• **WHAT IS REQUIRED**: Could you print every record below exactly as it appears?

• **Stored records**:
####################
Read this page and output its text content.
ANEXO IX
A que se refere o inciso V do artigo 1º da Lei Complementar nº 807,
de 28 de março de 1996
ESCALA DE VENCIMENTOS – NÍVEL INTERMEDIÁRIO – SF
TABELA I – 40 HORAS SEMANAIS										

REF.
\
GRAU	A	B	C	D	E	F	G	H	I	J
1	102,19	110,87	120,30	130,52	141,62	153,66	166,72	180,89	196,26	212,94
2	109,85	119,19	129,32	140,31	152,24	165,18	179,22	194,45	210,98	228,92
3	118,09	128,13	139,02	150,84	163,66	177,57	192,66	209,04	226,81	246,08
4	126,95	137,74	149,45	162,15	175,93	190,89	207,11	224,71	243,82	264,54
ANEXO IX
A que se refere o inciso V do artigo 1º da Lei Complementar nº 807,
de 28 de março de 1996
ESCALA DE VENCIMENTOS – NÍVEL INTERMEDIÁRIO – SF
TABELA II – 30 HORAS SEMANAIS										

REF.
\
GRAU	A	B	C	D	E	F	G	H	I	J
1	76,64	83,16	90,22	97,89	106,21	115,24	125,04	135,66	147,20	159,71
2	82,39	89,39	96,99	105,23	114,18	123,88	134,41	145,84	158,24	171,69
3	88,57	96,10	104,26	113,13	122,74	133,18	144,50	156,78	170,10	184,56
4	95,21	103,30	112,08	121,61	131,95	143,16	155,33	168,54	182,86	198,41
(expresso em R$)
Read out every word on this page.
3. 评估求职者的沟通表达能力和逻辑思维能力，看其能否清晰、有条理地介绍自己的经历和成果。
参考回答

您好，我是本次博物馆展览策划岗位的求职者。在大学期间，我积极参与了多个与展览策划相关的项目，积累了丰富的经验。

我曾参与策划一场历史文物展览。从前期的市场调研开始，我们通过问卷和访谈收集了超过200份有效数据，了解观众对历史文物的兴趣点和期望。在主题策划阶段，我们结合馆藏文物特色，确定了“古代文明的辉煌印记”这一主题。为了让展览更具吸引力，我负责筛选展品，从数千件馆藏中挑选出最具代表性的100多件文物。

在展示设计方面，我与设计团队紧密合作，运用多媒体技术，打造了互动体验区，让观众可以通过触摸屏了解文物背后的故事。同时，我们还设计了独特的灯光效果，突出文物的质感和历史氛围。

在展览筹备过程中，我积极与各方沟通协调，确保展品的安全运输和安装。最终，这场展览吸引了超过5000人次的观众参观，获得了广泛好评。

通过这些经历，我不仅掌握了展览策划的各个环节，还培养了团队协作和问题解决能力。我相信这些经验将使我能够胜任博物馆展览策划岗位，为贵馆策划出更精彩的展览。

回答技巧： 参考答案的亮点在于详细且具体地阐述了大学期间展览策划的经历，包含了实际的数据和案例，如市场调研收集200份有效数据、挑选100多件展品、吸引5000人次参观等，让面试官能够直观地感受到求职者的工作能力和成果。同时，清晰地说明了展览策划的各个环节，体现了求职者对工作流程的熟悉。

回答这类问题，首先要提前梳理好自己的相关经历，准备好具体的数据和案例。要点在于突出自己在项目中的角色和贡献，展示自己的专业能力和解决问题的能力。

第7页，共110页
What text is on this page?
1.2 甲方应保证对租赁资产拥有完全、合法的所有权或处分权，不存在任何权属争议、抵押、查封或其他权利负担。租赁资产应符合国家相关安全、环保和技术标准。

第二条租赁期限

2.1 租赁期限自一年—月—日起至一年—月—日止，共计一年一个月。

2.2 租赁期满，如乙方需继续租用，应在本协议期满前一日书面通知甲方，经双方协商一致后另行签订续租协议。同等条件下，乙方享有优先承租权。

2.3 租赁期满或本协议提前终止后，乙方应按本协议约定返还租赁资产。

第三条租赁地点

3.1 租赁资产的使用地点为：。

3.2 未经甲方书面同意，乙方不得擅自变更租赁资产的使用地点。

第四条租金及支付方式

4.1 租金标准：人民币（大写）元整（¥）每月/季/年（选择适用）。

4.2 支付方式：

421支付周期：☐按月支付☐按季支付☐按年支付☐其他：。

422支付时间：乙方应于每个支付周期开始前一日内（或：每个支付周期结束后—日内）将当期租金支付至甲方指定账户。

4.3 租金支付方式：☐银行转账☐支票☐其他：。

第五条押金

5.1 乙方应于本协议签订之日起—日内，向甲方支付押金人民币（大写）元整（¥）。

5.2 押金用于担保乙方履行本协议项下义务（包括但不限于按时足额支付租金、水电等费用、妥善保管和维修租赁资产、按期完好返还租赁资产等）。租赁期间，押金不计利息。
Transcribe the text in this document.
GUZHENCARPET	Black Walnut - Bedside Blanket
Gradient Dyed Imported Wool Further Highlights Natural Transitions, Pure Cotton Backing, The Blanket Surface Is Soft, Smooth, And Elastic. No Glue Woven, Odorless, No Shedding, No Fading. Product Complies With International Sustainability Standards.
####################
• **SOLUTION BELOW**:
Read this page and output its text content.
ANEXO IX
A que se refere o inciso V do artigo 1º da Lei Complementar nº 807,
de 28 de março de 1996
ESCALA DE VENCIMENTOS – NÍVEL INTERMEDIÁRIO – SF
TABELA I – 40 HORAS SEMANAIS										

REF.
\
GRAU	A	B	C	D	E	F	G	H	I	J
1	102,19	110,87	120,30	130,52	141,62	153,66	166,72	180,89	196,26	212,94
2	109,85	119,19	129,32	140,31	152,24	165,18	179,22	194,45	210,98	228,92
3	118,09	128,13	139,02	150,84	163,66	177,57	192,66	209,04	226,81	246,08
4	126,95	137,74	149,45	162,15	175,93	190,89	207,11	224,71	243,82	264,54
ANEXO IX
A que se refere o inciso V do artigo 1º da Lei Complementar nº 807,
de 28 de março de 1996
ESCALA DE VENCIMENTOS – NÍVEL INTERMEDIÁRIO – SF
TABELA II – 30 HORAS SEMANAIS										

REF.
\
GRAU	A	B	C	D	E	F	G	H	I	J
1	76,64	83,16	90,22	97,89	106,21	115,24	125,04	135,66	147,20	159,71
2	82,39	89,39	96,99	105,23	114,18	123,88	134,41	145,84	158,24	171,69
3	88,57	96,10	104,26	113,13	122,74	133,18	144,50	156,78	170,10	184,56
4	95,21	103,30	112,08	121,61	131,95	143,16	155,33	168,54	182,86	198,41
(expresso em R$)
Read out every word on this page.
3. 评估求职者的沟通表达能力和逻辑思维能力，看其能否清晰、有条理地介绍自己的经历和成果。
参考回答

您好，我是本次博物馆展览策划岗位的求职者。在大学期间，我积极参与了多个与展览策划相关的项目，积累了丰富的经验。

我曾参与策划一场历史文物展览。从前期的市场调研开始，我们通过问卷和访谈收集了超过200份有效数据，了解观众对历史文物的兴趣点和期望。在主题策划阶段，我们结合馆藏文物特色，确定了“古代文明的辉煌印记”这一主题。为了让展览更具吸引力，我负责筛选展品，从数千件馆藏中挑选出最具代表性的100多件文物。

在展示设计方面，我与设计团队紧密合作，运用多媒体技术，打造了互动体验区，让观众可以通过触摸屏了解文物背后的故事。同时，我们还设计了独特的灯光效果，突出文物的质感和历史氛围。

在展览筹备过程中，我积极与各方沟通协调，确保展品的安全运输和安装。最终，这场展览吸引了超过5000人次的观众参观，获得了广泛好评。

通过这些经历，我不仅掌握了展览策划的各个环节，还培养了团队协作和问题解决能力。我相信这些经验将使我能够胜任博物馆展览策划岗位，为贵馆策划出更精彩的展览。

回答技巧： 参考答案的亮点在于详细且具体地阐述了大学期间展览策划的经历，包含了实际的数据和案例，如市场调研收集200份有效数据、挑选100多件展品、吸引5000人次参观等，让面试官能够直观地感受到求职者的工作能力和成果。同时，清晰地说明了展览策划的各个环节，体现了求职者对工作流程的熟悉。

回答这类问题，首先要提前梳理好自己的相关经历，准备好具体的数据和案例。要点在于突出自己在项目中的角色和贡献，展示自己的专业能力和解决问题的能力。

第7页，共110页
What text is on this page?
1.2 甲方应保证对租赁资产拥有完全、合法的所有权或处分权，不存在任何权属争议、抵押、查封或其他权利负担。租赁资产应符合国家相关安全、环保和技术标准。

第二条租赁期限

2.1 租赁期限自一年—月—日起至一年—月—日止，共计一年一个月。

2.2 租赁期满，如乙方需继续租用，应在本协议期满前一日书面通知甲方，经双方协商一致后另行签订续租协议。同等条件下，乙方享有优先承租权。

2.3 租赁期满或本协议提前终止后，乙方应按本协议约定返还租赁资产。

第三条租赁地点

3.1 租赁资产的使用地点为：。

3.2 未经甲方书面同意，乙方不得擅自变更租赁资产的使用地点。

第四条租金及支付方式

4.1 租金标准：人民币（大写）元整（¥）每月/季/年（选择适用）。

4.2 支付方式：

421支付周期：☐按月支付☐按季支付☐按年支付☐其他：。

422支付时间：乙方应于每个支付周期开始前一日内（或：每个支付周期结束后—日内）将当期租金支付至甲方指定账户。

4.3 租金支付方式：☐银行转账☐支票☐其他：。

第五条押金

5.1 乙方应于本协议签订之日起—日内，向甲方支付押金人民币（大写）元整（¥）。

5.2 押金用于担保乙方履行本协议项下义务（包括但不限于按时足额支付租金、水电等费用、妥善保管和维修租赁资产、按期完好返还租赁资产等）。租赁期间，押金不计利息。
Transcribe the text in this document.
GUZHENCARPET	Black Walnut - Bedside Blanket
Gradient Dyed Imported Wool Further Highlights Natural Transitions, Pure Cotton Backing, The Blanket Surface Is Soft, Smooth, And Elastic. No Glue Woven, Odorless, No Shedding, No Fading. Product Complies With International Sustainability Standards.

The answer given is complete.